Your task: Count how many lines contain the word "subtitle". Respond with the number alone.

::::

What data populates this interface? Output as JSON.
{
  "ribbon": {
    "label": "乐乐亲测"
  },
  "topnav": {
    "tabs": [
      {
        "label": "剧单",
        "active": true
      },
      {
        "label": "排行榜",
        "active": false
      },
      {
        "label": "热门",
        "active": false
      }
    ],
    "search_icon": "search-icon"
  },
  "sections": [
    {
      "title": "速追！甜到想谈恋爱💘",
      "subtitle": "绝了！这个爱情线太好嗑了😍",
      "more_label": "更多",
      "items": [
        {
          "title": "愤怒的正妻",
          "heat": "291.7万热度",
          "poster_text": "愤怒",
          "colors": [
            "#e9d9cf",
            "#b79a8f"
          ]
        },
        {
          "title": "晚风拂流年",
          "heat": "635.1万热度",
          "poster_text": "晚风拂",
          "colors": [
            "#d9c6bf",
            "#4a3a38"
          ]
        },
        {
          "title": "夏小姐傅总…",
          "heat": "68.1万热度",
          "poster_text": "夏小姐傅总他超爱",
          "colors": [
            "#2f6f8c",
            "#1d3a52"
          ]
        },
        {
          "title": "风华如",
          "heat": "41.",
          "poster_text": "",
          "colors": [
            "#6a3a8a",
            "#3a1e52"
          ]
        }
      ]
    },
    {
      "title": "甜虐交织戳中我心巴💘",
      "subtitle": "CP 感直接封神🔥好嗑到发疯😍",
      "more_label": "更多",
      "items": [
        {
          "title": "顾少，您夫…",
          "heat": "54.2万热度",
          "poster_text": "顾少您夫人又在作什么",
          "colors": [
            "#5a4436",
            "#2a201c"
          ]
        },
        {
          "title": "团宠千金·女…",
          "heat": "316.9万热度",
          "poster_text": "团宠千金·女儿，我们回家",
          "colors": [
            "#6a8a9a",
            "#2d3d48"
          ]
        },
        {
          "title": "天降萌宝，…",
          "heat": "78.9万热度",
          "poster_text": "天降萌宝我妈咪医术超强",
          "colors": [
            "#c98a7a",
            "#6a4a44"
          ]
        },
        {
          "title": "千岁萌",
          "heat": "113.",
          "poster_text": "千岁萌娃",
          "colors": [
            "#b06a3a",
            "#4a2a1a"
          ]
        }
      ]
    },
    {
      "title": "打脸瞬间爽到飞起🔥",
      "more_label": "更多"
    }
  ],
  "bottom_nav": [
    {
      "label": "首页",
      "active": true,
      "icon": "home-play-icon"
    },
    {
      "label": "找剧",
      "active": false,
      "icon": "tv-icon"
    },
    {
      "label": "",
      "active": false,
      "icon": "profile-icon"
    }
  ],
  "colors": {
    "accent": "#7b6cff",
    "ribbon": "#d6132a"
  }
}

::::

Written answer: 2